■ **WRITTEN TASK**
Below is a listing to transcribe in full and exactly; keep the pictures out.

[Chart and figure data]

^^^^

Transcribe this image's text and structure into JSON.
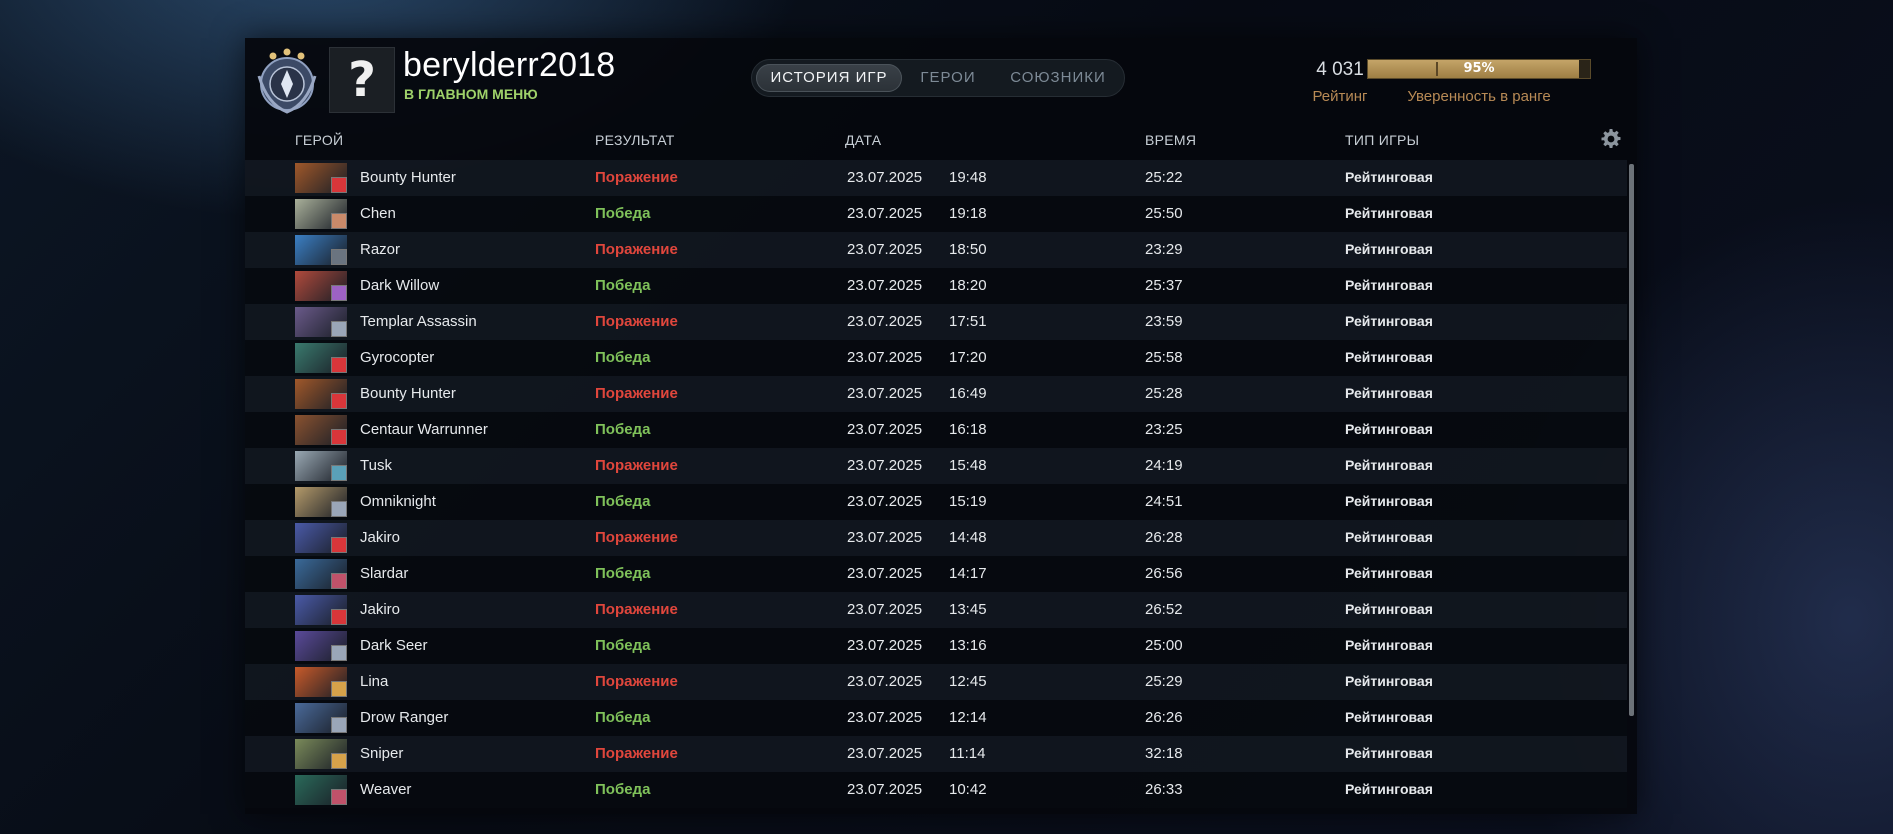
{
  "header": {
    "username": "berylderr2018",
    "main_menu_link": "В ГЛАВНОМ МЕНЮ",
    "avatar_glyph": "?",
    "rating_value": "4 031",
    "rating_label": "Рейтинг",
    "confidence_percent": 95,
    "confidence_text": "95%",
    "confidence_label": "Уверенность в ранге"
  },
  "tabs": [
    {
      "label": "ИСТОРИЯ ИГР",
      "active": true
    },
    {
      "label": "ГЕРОИ",
      "active": false
    },
    {
      "label": "СОЮЗНИКИ",
      "active": false
    }
  ],
  "columns": {
    "hero": "ГЕРОЙ",
    "result": "РЕЗУЛЬТАТ",
    "date": "ДАТА",
    "time": "ВРЕМЯ",
    "type": "ТИП ИГРЫ"
  },
  "colors": {
    "win": "#7fc15a",
    "loss": "#e0463c",
    "accent": "#b88a55",
    "menu_link": "#9fd26a"
  },
  "matches": [
    {
      "hero": "Bounty Hunter",
      "result": "Поражение",
      "win": false,
      "date": "23.07.2025",
      "time": "19:48",
      "duration": "25:22",
      "type": "Рейтинговая",
      "portrait": "#a0582a",
      "attr": "#d8363a"
    },
    {
      "hero": "Chen",
      "result": "Победа",
      "win": true,
      "date": "23.07.2025",
      "time": "19:18",
      "duration": "25:50",
      "type": "Рейтинговая",
      "portrait": "#a9b09a",
      "attr": "#c98a6a"
    },
    {
      "hero": "Razor",
      "result": "Поражение",
      "win": false,
      "date": "23.07.2025",
      "time": "18:50",
      "duration": "23:29",
      "type": "Рейтинговая",
      "portrait": "#3b7fc4",
      "attr": "#6a7480"
    },
    {
      "hero": "Dark Willow",
      "result": "Победа",
      "win": true,
      "date": "23.07.2025",
      "time": "18:20",
      "duration": "25:37",
      "type": "Рейтинговая",
      "portrait": "#b04a3c",
      "attr": "#9d62c4"
    },
    {
      "hero": "Templar Assassin",
      "result": "Поражение",
      "win": false,
      "date": "23.07.2025",
      "time": "17:51",
      "duration": "23:59",
      "type": "Рейтинговая",
      "portrait": "#6a5a8a",
      "attr": "#9aa6b8"
    },
    {
      "hero": "Gyrocopter",
      "result": "Победа",
      "win": true,
      "date": "23.07.2025",
      "time": "17:20",
      "duration": "25:58",
      "type": "Рейтинговая",
      "portrait": "#3a7a6e",
      "attr": "#d8363a"
    },
    {
      "hero": "Bounty Hunter",
      "result": "Поражение",
      "win": false,
      "date": "23.07.2025",
      "time": "16:49",
      "duration": "25:28",
      "type": "Рейтинговая",
      "portrait": "#a0582a",
      "attr": "#d8363a"
    },
    {
      "hero": "Centaur Warrunner",
      "result": "Победа",
      "win": true,
      "date": "23.07.2025",
      "time": "16:18",
      "duration": "23:25",
      "type": "Рейтинговая",
      "portrait": "#8a5230",
      "attr": "#d8363a"
    },
    {
      "hero": "Tusk",
      "result": "Поражение",
      "win": false,
      "date": "23.07.2025",
      "time": "15:48",
      "duration": "24:19",
      "type": "Рейтинговая",
      "portrait": "#9aa9b4",
      "attr": "#5aa0b8"
    },
    {
      "hero": "Omniknight",
      "result": "Победа",
      "win": true,
      "date": "23.07.2025",
      "time": "15:19",
      "duration": "24:51",
      "type": "Рейтинговая",
      "portrait": "#b49a6a",
      "attr": "#9aa6b8"
    },
    {
      "hero": "Jakiro",
      "result": "Поражение",
      "win": false,
      "date": "23.07.2025",
      "time": "14:48",
      "duration": "26:28",
      "type": "Рейтинговая",
      "portrait": "#4a5aa8",
      "attr": "#d8363a"
    },
    {
      "hero": "Slardar",
      "result": "Победа",
      "win": true,
      "date": "23.07.2025",
      "time": "14:17",
      "duration": "26:56",
      "type": "Рейтинговая",
      "portrait": "#3a6a9a",
      "attr": "#c0526a"
    },
    {
      "hero": "Jakiro",
      "result": "Поражение",
      "win": false,
      "date": "23.07.2025",
      "time": "13:45",
      "duration": "26:52",
      "type": "Рейтинговая",
      "portrait": "#4a5aa8",
      "attr": "#d8363a"
    },
    {
      "hero": "Dark Seer",
      "result": "Победа",
      "win": true,
      "date": "23.07.2025",
      "time": "13:16",
      "duration": "25:00",
      "type": "Рейтинговая",
      "portrait": "#5a4a9a",
      "attr": "#9aa6b8"
    },
    {
      "hero": "Lina",
      "result": "Поражение",
      "win": false,
      "date": "23.07.2025",
      "time": "12:45",
      "duration": "25:29",
      "type": "Рейтинговая",
      "portrait": "#c85a2a",
      "attr": "#d6a24a"
    },
    {
      "hero": "Drow Ranger",
      "result": "Победа",
      "win": true,
      "date": "23.07.2025",
      "time": "12:14",
      "duration": "26:26",
      "type": "Рейтинговая",
      "portrait": "#4a6a9a",
      "attr": "#9aa6b8"
    },
    {
      "hero": "Sniper",
      "result": "Поражение",
      "win": false,
      "date": "23.07.2025",
      "time": "11:14",
      "duration": "32:18",
      "type": "Рейтинговая",
      "portrait": "#7a8a5a",
      "attr": "#d6a24a"
    },
    {
      "hero": "Weaver",
      "result": "Победа",
      "win": true,
      "date": "23.07.2025",
      "time": "10:42",
      "duration": "26:33",
      "type": "Рейтинговая",
      "portrait": "#2a6a5a",
      "attr": "#c0526a"
    }
  ]
}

^^^^

■ **CORRECT RESULT**
Transcribe this image's text and structure into JSON.
{
  "header": {
    "username": "berylderr2018",
    "main_menu_link": "В ГЛАВНОМ МЕНЮ",
    "avatar_glyph": "?",
    "rating_value": "4 031",
    "rating_label": "Рейтинг",
    "confidence_percent": 95,
    "confidence_text": "95%",
    "confidence_label": "Уверенность в ранге"
  },
  "tabs": [
    {
      "label": "ИСТОРИЯ ИГР",
      "active": true
    },
    {
      "label": "ГЕРОИ",
      "active": false
    },
    {
      "label": "СОЮЗНИКИ",
      "active": false
    }
  ],
  "columns": {
    "hero": "ГЕРОЙ",
    "result": "РЕЗУЛЬТАТ",
    "date": "ДАТА",
    "time": "ВРЕМЯ",
    "type": "ТИП ИГРЫ"
  },
  "colors": {
    "win": "#7fc15a",
    "loss": "#e0463c",
    "accent": "#b88a55",
    "menu_link": "#9fd26a"
  },
  "matches": [
    {
      "hero": "Bounty Hunter",
      "result": "Поражение",
      "win": false,
      "date": "23.07.2025",
      "time": "19:48",
      "duration": "25:22",
      "type": "Рейтинговая",
      "portrait": "#a0582a",
      "attr": "#d8363a"
    },
    {
      "hero": "Chen",
      "result": "Победа",
      "win": true,
      "date": "23.07.2025",
      "time": "19:18",
      "duration": "25:50",
      "type": "Рейтинговая",
      "portrait": "#a9b09a",
      "attr": "#c98a6a"
    },
    {
      "hero": "Razor",
      "result": "Поражение",
      "win": false,
      "date": "23.07.2025",
      "time": "18:50",
      "duration": "23:29",
      "type": "Рейтинговая",
      "portrait": "#3b7fc4",
      "attr": "#6a7480"
    },
    {
      "hero": "Dark Willow",
      "result": "Победа",
      "win": true,
      "date": "23.07.2025",
      "time": "18:20",
      "duration": "25:37",
      "type": "Рейтинговая",
      "portrait": "#b04a3c",
      "attr": "#9d62c4"
    },
    {
      "hero": "Templar Assassin",
      "result": "Поражение",
      "win": false,
      "date": "23.07.2025",
      "time": "17:51",
      "duration": "23:59",
      "type": "Рейтинговая",
      "portrait": "#6a5a8a",
      "attr": "#9aa6b8"
    },
    {
      "hero": "Gyrocopter",
      "result": "Победа",
      "win": true,
      "date": "23.07.2025",
      "time": "17:20",
      "duration": "25:58",
      "type": "Рейтинговая",
      "portrait": "#3a7a6e",
      "attr": "#d8363a"
    },
    {
      "hero": "Bounty Hunter",
      "result": "Поражение",
      "win": false,
      "date": "23.07.2025",
      "time": "16:49",
      "duration": "25:28",
      "type": "Рейтинговая",
      "portrait": "#a0582a",
      "attr": "#d8363a"
    },
    {
      "hero": "Centaur Warrunner",
      "result": "Победа",
      "win": true,
      "date": "23.07.2025",
      "time": "16:18",
      "duration": "23:25",
      "type": "Рейтинговая",
      "portrait": "#8a5230",
      "attr": "#d8363a"
    },
    {
      "hero": "Tusk",
      "result": "Поражение",
      "win": false,
      "date": "23.07.2025",
      "time": "15:48",
      "duration": "24:19",
      "type": "Рейтинговая",
      "portrait": "#9aa9b4",
      "attr": "#5aa0b8"
    },
    {
      "hero": "Omniknight",
      "result": "Победа",
      "win": true,
      "date": "23.07.2025",
      "time": "15:19",
      "duration": "24:51",
      "type": "Рейтинговая",
      "portrait": "#b49a6a",
      "attr": "#9aa6b8"
    },
    {
      "hero": "Jakiro",
      "result": "Поражение",
      "win": false,
      "date": "23.07.2025",
      "time": "14:48",
      "duration": "26:28",
      "type": "Рейтинговая",
      "portrait": "#4a5aa8",
      "attr": "#d8363a"
    },
    {
      "hero": "Slardar",
      "result": "Победа",
      "win": true,
      "date": "23.07.2025",
      "time": "14:17",
      "duration": "26:56",
      "type": "Рейтинговая",
      "portrait": "#3a6a9a",
      "attr": "#c0526a"
    },
    {
      "hero": "Jakiro",
      "result": "Поражение",
      "win": false,
      "date": "23.07.2025",
      "time": "13:45",
      "duration": "26:52",
      "type": "Рейтинговая",
      "portrait": "#4a5aa8",
      "attr": "#d8363a"
    },
    {
      "hero": "Dark Seer",
      "result": "Победа",
      "win": true,
      "date": "23.07.2025",
      "time": "13:16",
      "duration": "25:00",
      "type": "Рейтинговая",
      "portrait": "#5a4a9a",
      "attr": "#9aa6b8"
    },
    {
      "hero": "Lina",
      "result": "Поражение",
      "win": false,
      "date": "23.07.2025",
      "time": "12:45",
      "duration": "25:29",
      "type": "Рейтинговая",
      "portrait": "#c85a2a",
      "attr": "#d6a24a"
    },
    {
      "hero": "Drow Ranger",
      "result": "Победа",
      "win": true,
      "date": "23.07.2025",
      "time": "12:14",
      "duration": "26:26",
      "type": "Рейтинговая",
      "portrait": "#4a6a9a",
      "attr": "#9aa6b8"
    },
    {
      "hero": "Sniper",
      "result": "Поражение",
      "win": false,
      "date": "23.07.2025",
      "time": "11:14",
      "duration": "32:18",
      "type": "Рейтинговая",
      "portrait": "#7a8a5a",
      "attr": "#d6a24a"
    },
    {
      "hero": "Weaver",
      "result": "Победа",
      "win": true,
      "date": "23.07.2025",
      "time": "10:42",
      "duration": "26:33",
      "type": "Рейтинговая",
      "portrait": "#2a6a5a",
      "attr": "#c0526a"
    }
  ]
}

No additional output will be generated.